(Records from a dataset)
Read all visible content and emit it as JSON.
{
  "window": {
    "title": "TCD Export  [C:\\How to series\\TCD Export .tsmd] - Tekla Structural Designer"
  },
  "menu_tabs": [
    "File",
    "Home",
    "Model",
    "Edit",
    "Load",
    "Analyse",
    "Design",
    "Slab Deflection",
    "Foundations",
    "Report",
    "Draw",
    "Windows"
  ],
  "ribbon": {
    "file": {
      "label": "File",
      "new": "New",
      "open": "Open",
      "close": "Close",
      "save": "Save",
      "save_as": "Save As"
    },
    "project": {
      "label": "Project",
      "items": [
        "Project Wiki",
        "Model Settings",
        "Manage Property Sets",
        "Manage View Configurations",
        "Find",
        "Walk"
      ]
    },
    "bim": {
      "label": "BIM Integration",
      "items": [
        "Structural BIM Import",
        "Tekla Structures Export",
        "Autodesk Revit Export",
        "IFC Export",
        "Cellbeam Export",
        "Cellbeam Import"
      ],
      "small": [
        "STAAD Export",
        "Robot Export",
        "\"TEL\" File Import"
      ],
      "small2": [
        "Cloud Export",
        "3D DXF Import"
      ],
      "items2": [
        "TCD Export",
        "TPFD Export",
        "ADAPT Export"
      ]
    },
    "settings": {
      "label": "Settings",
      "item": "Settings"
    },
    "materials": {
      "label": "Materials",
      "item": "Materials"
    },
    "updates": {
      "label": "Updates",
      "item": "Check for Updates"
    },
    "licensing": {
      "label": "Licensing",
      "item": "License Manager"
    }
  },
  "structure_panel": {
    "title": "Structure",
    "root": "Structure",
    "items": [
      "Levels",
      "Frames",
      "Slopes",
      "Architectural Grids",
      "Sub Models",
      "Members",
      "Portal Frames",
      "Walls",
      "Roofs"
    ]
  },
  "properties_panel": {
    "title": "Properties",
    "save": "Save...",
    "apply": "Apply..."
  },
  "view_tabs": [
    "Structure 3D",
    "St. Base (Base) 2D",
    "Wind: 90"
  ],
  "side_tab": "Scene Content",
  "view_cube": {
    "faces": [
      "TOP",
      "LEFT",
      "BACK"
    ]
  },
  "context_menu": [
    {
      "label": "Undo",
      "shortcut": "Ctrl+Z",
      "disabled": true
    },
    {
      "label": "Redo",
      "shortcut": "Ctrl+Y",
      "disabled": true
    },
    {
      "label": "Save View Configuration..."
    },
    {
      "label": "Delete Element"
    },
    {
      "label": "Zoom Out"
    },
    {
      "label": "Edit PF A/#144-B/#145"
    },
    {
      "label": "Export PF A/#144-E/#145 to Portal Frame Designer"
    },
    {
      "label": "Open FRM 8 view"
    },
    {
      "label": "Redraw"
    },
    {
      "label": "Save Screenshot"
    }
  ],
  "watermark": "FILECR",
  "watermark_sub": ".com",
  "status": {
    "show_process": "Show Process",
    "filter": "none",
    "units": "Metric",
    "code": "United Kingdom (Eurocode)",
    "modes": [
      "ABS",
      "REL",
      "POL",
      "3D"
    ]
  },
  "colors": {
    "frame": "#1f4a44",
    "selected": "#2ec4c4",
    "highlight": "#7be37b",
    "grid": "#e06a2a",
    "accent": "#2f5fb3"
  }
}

Aim -> Copy out every line with the word "title".

Solution for this task ->
    "title": "TCD Export  [C:\\How to series\\TCD Export .tsmd] - Tekla Structural Designer"
    "title": "Structure",
    "title": "Properties",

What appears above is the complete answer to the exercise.